Data for this task:
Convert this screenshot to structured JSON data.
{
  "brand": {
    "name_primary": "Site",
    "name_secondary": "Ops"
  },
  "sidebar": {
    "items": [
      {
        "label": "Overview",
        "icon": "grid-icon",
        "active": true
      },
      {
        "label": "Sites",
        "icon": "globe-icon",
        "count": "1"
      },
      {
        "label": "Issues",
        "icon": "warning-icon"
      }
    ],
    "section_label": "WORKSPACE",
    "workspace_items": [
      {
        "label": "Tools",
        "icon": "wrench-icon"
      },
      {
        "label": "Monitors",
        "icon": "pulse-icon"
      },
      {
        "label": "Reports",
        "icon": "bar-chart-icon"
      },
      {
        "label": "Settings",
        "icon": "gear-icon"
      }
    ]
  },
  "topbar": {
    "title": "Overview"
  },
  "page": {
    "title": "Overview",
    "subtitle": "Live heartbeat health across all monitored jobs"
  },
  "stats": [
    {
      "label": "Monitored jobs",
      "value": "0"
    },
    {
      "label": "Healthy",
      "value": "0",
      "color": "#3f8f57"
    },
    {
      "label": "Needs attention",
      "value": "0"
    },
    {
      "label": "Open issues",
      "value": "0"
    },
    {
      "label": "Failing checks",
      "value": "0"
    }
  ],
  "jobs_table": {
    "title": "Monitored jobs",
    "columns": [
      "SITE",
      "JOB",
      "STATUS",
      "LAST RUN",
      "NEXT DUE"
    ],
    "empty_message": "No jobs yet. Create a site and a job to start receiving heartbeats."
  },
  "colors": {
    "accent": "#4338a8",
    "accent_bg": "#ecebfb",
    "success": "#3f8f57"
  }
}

Problem to work on: Take the entries above and transcribe them exactly.

Answer to this problem:
Convert this screenshot to structured JSON data.
{
  "brand": {
    "name_primary": "Site",
    "name_secondary": "Ops"
  },
  "sidebar": {
    "items": [
      {
        "label": "Overview",
        "icon": "grid-icon",
        "active": true
      },
      {
        "label": "Sites",
        "icon": "globe-icon",
        "count": "1"
      },
      {
        "label": "Issues",
        "icon": "warning-icon"
      }
    ],
    "section_label": "WORKSPACE",
    "workspace_items": [
      {
        "label": "Tools",
        "icon": "wrench-icon"
      },
      {
        "label": "Monitors",
        "icon": "pulse-icon"
      },
      {
        "label": "Reports",
        "icon": "bar-chart-icon"
      },
      {
        "label": "Settings",
        "icon": "gear-icon"
      }
    ]
  },
  "topbar": {
    "title": "Overview"
  },
  "page": {
    "title": "Overview",
    "subtitle": "Live heartbeat health across all monitored jobs"
  },
  "stats": [
    {
      "label": "Monitored jobs",
      "value": "0"
    },
    {
      "label": "Healthy",
      "value": "0",
      "color": "#3f8f57"
    },
    {
      "label": "Needs attention",
      "value": "0"
    },
    {
      "label": "Open issues",
      "value": "0"
    },
    {
      "label": "Failing checks",
      "value": "0"
    }
  ],
  "jobs_table": {
    "title": "Monitored jobs",
    "columns": [
      "SITE",
      "JOB",
      "STATUS",
      "LAST RUN",
      "NEXT DUE"
    ],
    "empty_message": "No jobs yet. Create a site and a job to start receiving heartbeats."
  },
  "colors": {
    "accent": "#4338a8",
    "accent_bg": "#ecebfb",
    "success": "#3f8f57"
  }
}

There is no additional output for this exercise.